§ Short exercise
Reproduce every entry in the listing without alteration.

§ Source records
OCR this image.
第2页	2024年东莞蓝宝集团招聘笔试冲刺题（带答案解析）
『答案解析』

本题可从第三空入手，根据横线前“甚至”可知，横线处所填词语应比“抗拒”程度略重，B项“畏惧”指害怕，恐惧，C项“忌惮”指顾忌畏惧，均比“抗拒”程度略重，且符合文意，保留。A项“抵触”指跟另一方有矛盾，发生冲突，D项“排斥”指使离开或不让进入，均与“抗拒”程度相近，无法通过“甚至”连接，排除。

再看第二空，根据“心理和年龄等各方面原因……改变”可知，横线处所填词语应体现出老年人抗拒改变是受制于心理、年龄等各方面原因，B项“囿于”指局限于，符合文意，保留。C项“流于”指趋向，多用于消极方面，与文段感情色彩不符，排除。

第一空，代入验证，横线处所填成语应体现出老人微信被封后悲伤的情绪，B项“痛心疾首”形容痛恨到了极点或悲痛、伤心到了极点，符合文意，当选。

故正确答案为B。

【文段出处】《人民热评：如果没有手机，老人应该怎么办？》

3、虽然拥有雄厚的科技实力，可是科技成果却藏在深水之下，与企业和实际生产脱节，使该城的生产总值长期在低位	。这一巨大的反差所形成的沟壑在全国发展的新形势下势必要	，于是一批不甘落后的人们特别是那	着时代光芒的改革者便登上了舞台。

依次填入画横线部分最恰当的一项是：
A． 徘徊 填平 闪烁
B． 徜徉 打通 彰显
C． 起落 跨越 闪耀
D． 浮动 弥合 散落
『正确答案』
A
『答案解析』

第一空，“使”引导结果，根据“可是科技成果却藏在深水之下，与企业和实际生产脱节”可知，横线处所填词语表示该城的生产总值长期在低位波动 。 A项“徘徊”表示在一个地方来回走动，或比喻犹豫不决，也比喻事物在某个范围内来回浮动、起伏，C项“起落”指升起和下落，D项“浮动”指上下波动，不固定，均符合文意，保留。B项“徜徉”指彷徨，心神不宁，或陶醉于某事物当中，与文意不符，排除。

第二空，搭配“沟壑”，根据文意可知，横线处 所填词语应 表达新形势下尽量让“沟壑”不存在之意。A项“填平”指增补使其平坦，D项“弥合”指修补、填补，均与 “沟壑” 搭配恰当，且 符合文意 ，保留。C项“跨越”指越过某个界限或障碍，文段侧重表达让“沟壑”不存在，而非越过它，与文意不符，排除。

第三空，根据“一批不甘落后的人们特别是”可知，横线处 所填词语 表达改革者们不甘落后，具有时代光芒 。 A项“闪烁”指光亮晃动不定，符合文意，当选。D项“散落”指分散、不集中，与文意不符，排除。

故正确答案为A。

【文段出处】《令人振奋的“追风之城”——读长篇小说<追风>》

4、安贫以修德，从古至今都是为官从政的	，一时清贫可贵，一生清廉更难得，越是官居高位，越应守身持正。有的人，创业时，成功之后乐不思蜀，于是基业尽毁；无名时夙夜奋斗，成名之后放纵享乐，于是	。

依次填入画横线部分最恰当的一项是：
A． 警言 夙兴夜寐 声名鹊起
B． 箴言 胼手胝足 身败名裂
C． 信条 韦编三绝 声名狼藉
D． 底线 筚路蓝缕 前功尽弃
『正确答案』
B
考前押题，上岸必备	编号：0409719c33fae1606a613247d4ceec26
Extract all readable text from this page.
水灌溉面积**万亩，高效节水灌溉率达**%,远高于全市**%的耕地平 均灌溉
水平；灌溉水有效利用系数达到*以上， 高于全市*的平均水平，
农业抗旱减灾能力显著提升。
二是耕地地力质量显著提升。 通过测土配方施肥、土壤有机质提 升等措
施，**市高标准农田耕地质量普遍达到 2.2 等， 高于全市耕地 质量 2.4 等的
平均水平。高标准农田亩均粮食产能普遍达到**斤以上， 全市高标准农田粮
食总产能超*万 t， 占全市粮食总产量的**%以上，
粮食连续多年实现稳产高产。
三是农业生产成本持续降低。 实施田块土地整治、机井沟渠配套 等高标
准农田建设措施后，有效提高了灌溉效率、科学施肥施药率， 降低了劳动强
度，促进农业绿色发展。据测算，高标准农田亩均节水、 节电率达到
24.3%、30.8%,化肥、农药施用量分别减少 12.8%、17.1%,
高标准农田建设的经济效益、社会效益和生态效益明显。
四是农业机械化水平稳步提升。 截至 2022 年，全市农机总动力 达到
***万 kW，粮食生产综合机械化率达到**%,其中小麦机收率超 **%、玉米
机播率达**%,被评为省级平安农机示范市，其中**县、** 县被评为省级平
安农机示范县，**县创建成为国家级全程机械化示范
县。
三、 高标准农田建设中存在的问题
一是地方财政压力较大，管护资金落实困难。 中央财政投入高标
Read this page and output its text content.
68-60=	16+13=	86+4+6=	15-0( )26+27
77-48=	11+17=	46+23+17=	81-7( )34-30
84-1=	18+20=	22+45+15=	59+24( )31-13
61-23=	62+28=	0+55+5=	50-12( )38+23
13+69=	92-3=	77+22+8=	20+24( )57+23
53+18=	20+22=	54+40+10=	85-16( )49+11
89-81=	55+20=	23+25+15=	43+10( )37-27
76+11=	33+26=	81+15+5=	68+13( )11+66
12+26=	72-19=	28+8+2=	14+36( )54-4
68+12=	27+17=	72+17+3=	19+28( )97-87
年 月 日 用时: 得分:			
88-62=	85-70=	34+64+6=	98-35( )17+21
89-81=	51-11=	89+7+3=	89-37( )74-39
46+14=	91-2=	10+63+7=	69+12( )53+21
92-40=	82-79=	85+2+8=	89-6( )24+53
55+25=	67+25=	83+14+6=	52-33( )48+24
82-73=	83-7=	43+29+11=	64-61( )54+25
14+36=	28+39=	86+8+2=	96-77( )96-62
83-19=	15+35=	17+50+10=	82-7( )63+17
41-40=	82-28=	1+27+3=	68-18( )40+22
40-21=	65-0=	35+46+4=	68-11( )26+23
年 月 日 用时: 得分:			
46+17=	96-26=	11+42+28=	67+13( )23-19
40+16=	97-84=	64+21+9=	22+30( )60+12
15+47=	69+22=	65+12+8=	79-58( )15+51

§ Answer below
OCR this image.
第2页	2024年东莞蓝宝集团招聘笔试冲刺题（带答案解析）
『答案解析』

本题可从第三空入手，根据横线前“甚至”可知，横线处所填词语应比“抗拒”程度略重，B项“畏惧”指害怕，恐惧，C项“忌惮”指顾忌畏惧，均比“抗拒”程度略重，且符合文意，保留。A项“抵触”指跟另一方有矛盾，发生冲突，D项“排斥”指使离开或不让进入，均与“抗拒”程度相近，无法通过“甚至”连接，排除。

再看第二空，根据“心理和年龄等各方面原因……改变”可知，横线处所填词语应体现出老年人抗拒改变是受制于心理、年龄等各方面原因，B项“囿于”指局限于，符合文意，保留。C项“流于”指趋向，多用于消极方面，与文段感情色彩不符，排除。

第一空，代入验证，横线处所填成语应体现出老人微信被封后悲伤的情绪，B项“痛心疾首”形容痛恨到了极点或悲痛、伤心到了极点，符合文意，当选。

故正确答案为B。

【文段出处】《人民热评：如果没有手机，老人应该怎么办？》

3、虽然拥有雄厚的科技实力，可是科技成果却藏在深水之下，与企业和实际生产脱节，使该城的生产总值长期在低位	。这一巨大的反差所形成的沟壑在全国发展的新形势下势必要	，于是一批不甘落后的人们特别是那	着时代光芒的改革者便登上了舞台。

依次填入画横线部分最恰当的一项是：
A． 徘徊 填平 闪烁
B． 徜徉 打通 彰显
C． 起落 跨越 闪耀
D． 浮动 弥合 散落
『正确答案』
A
『答案解析』

第一空，“使”引导结果，根据“可是科技成果却藏在深水之下，与企业和实际生产脱节”可知，横线处所填词语表示该城的生产总值长期在低位波动 。 A项“徘徊”表示在一个地方来回走动，或比喻犹豫不决，也比喻事物在某个范围内来回浮动、起伏，C项“起落”指升起和下落，D项“浮动”指上下波动，不固定，均符合文意，保留。B项“徜徉”指彷徨，心神不宁，或陶醉于某事物当中，与文意不符，排除。

第二空，搭配“沟壑”，根据文意可知，横线处 所填词语应 表达新形势下尽量让“沟壑”不存在之意。A项“填平”指增补使其平坦，D项“弥合”指修补、填补，均与 “沟壑” 搭配恰当，且 符合文意 ，保留。C项“跨越”指越过某个界限或障碍，文段侧重表达让“沟壑”不存在，而非越过它，与文意不符，排除。

第三空，根据“一批不甘落后的人们特别是”可知，横线处 所填词语 表达改革者们不甘落后，具有时代光芒 。 A项“闪烁”指光亮晃动不定，符合文意，当选。D项“散落”指分散、不集中，与文意不符，排除。

故正确答案为A。

【文段出处】《令人振奋的“追风之城”——读长篇小说<追风>》

4、安贫以修德，从古至今都是为官从政的	，一时清贫可贵，一生清廉更难得，越是官居高位，越应守身持正。有的人，创业时，成功之后乐不思蜀，于是基业尽毁；无名时夙夜奋斗，成名之后放纵享乐，于是	。

依次填入画横线部分最恰当的一项是：
A． 警言 夙兴夜寐 声名鹊起
B． 箴言 胼手胝足 身败名裂
C． 信条 韦编三绝 声名狼藉
D． 底线 筚路蓝缕 前功尽弃
『正确答案』
B
考前押题，上岸必备	编号：0409719c33fae1606a613247d4ceec26
Extract all readable text from this page.
水灌溉面积**万亩，高效节水灌溉率达**%,远高于全市**%的耕地平 均灌溉
水平；灌溉水有效利用系数达到*以上， 高于全市*的平均水平，
农业抗旱减灾能力显著提升。
二是耕地地力质量显著提升。 通过测土配方施肥、土壤有机质提 升等措
施，**市高标准农田耕地质量普遍达到 2.2 等， 高于全市耕地 质量 2.4 等的
平均水平。高标准农田亩均粮食产能普遍达到**斤以上， 全市高标准农田粮
食总产能超*万 t， 占全市粮食总产量的**%以上，
粮食连续多年实现稳产高产。
三是农业生产成本持续降低。 实施田块土地整治、机井沟渠配套 等高标
准农田建设措施后，有效提高了灌溉效率、科学施肥施药率， 降低了劳动强
度，促进农业绿色发展。据测算，高标准农田亩均节水、 节电率达到
24.3%、30.8%,化肥、农药施用量分别减少 12.8%、17.1%,
高标准农田建设的经济效益、社会效益和生态效益明显。
四是农业机械化水平稳步提升。 截至 2022 年，全市农机总动力 达到
***万 kW，粮食生产综合机械化率达到**%,其中小麦机收率超 **%、玉米
机播率达**%,被评为省级平安农机示范市，其中**县、** 县被评为省级平
安农机示范县，**县创建成为国家级全程机械化示范
县。
三、 高标准农田建设中存在的问题
一是地方财政压力较大，管护资金落实困难。 中央财政投入高标
Read this page and output its text content.
68-60=	16+13=	86+4+6=	15-0( )26+27
77-48=	11+17=	46+23+17=	81-7( )34-30
84-1=	18+20=	22+45+15=	59+24( )31-13
61-23=	62+28=	0+55+5=	50-12( )38+23
13+69=	92-3=	77+22+8=	20+24( )57+23
53+18=	20+22=	54+40+10=	85-16( )49+11
89-81=	55+20=	23+25+15=	43+10( )37-27
76+11=	33+26=	81+15+5=	68+13( )11+66
12+26=	72-19=	28+8+2=	14+36( )54-4
68+12=	27+17=	72+17+3=	19+28( )97-87
年 月 日 用时: 得分:			
88-62=	85-70=	34+64+6=	98-35( )17+21
89-81=	51-11=	89+7+3=	89-37( )74-39
46+14=	91-2=	10+63+7=	69+12( )53+21
92-40=	82-79=	85+2+8=	89-6( )24+53
55+25=	67+25=	83+14+6=	52-33( )48+24
82-73=	83-7=	43+29+11=	64-61( )54+25
14+36=	28+39=	86+8+2=	96-77( )96-62
83-19=	15+35=	17+50+10=	82-7( )63+17
41-40=	82-28=	1+27+3=	68-18( )40+22
40-21=	65-0=	35+46+4=	68-11( )26+23
年 月 日 用时: 得分:			
46+17=	96-26=	11+42+28=	67+13( )23-19
40+16=	97-84=	64+21+9=	22+30( )60+12
15+47=	69+22=	65+12+8=	79-58( )15+51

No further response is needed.